# START OF Dataset records
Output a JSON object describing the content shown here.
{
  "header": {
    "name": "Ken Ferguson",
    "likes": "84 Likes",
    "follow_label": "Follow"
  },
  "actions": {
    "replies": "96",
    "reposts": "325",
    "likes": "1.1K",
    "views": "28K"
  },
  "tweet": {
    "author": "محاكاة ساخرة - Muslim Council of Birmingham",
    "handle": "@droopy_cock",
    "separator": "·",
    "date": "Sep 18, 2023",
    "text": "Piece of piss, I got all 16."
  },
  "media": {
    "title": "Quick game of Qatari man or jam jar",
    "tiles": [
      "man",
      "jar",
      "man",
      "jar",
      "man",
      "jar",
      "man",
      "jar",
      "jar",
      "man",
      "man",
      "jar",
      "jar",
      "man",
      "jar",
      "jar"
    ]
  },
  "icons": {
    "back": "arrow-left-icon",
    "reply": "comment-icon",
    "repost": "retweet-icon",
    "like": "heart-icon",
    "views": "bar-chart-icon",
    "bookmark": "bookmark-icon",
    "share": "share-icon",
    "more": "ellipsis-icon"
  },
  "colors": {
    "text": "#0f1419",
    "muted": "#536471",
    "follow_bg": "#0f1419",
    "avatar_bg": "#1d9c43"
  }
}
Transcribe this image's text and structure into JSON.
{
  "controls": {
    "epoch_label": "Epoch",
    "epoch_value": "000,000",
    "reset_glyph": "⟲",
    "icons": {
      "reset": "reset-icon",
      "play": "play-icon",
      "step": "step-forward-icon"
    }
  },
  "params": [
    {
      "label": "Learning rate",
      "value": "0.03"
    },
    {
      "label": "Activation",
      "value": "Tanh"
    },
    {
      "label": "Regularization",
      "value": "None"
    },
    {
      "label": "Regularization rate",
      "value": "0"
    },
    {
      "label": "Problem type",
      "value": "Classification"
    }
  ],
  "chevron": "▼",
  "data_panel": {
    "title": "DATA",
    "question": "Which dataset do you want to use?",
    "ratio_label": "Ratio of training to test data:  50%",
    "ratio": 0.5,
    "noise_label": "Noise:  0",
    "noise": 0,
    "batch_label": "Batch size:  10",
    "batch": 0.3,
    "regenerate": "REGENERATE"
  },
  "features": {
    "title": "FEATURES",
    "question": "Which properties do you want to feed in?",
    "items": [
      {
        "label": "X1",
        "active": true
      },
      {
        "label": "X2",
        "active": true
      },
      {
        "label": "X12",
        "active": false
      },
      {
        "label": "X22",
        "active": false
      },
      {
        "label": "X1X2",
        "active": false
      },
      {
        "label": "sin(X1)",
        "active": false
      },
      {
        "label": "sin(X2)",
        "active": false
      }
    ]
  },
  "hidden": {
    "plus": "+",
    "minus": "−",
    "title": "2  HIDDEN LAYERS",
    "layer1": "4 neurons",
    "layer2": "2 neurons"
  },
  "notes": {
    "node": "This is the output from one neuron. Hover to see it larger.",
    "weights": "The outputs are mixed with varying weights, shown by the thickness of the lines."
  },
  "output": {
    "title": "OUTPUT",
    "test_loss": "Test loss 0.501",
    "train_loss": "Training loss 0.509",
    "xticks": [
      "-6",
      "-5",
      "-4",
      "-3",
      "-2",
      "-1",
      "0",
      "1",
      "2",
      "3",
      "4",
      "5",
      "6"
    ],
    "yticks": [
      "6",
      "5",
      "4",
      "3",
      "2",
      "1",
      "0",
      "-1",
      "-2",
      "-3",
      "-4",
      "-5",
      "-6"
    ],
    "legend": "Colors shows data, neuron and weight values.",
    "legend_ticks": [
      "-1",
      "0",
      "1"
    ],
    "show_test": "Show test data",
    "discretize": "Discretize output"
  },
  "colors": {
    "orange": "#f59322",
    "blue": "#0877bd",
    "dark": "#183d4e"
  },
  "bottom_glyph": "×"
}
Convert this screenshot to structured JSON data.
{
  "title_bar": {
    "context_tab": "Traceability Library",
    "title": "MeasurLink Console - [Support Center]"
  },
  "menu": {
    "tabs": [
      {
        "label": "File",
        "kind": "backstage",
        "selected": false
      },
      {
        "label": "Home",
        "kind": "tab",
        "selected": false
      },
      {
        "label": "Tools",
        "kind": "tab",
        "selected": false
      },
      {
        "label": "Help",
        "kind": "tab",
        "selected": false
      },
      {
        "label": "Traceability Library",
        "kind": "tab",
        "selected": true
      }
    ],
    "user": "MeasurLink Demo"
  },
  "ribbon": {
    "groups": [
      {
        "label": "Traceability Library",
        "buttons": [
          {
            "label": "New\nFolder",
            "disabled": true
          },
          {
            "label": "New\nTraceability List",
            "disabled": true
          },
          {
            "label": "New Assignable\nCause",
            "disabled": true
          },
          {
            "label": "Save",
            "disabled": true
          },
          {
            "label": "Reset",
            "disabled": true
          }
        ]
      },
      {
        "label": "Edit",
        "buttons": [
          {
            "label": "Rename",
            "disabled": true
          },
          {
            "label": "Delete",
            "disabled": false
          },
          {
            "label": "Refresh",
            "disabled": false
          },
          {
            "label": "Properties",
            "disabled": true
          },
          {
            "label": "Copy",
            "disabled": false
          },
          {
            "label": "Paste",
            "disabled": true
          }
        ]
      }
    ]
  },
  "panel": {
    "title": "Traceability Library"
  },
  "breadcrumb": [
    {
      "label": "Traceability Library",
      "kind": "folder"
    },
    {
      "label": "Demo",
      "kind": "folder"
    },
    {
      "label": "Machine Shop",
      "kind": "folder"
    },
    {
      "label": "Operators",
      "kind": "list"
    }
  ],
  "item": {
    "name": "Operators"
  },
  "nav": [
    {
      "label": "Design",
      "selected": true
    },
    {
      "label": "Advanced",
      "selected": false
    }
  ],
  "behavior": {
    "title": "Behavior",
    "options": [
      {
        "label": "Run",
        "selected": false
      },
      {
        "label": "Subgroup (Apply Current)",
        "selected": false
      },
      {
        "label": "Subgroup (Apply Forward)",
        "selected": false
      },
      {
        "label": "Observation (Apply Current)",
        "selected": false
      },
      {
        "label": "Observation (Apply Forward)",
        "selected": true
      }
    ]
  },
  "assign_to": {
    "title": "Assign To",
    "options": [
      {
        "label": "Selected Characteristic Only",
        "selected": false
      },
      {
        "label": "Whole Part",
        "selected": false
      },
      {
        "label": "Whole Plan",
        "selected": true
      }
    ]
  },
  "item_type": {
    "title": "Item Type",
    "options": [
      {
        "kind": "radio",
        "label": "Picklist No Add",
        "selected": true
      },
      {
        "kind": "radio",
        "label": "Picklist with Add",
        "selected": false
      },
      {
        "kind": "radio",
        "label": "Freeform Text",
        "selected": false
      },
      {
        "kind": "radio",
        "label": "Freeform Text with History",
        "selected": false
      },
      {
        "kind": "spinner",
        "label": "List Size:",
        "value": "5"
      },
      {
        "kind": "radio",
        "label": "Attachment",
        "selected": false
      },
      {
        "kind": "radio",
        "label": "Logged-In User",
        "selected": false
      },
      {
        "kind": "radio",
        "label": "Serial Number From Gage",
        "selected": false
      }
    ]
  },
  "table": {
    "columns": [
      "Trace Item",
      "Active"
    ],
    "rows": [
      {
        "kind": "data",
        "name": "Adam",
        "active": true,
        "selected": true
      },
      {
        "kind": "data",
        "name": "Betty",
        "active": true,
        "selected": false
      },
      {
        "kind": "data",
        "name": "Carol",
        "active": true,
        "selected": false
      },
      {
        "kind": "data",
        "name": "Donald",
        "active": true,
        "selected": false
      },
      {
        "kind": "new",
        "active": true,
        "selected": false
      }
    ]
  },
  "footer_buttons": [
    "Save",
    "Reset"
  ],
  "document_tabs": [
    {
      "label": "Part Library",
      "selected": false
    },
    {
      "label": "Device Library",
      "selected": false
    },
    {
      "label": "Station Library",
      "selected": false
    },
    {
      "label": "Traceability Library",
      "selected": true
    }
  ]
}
# END OF Dataset records
* [Given instruction] Identify all lines where the word "loss" shows up. Copy them.

* [Answer to the problem]
    "test_loss": "Test loss 0.501",
    "train_loss": "Training loss 0.509",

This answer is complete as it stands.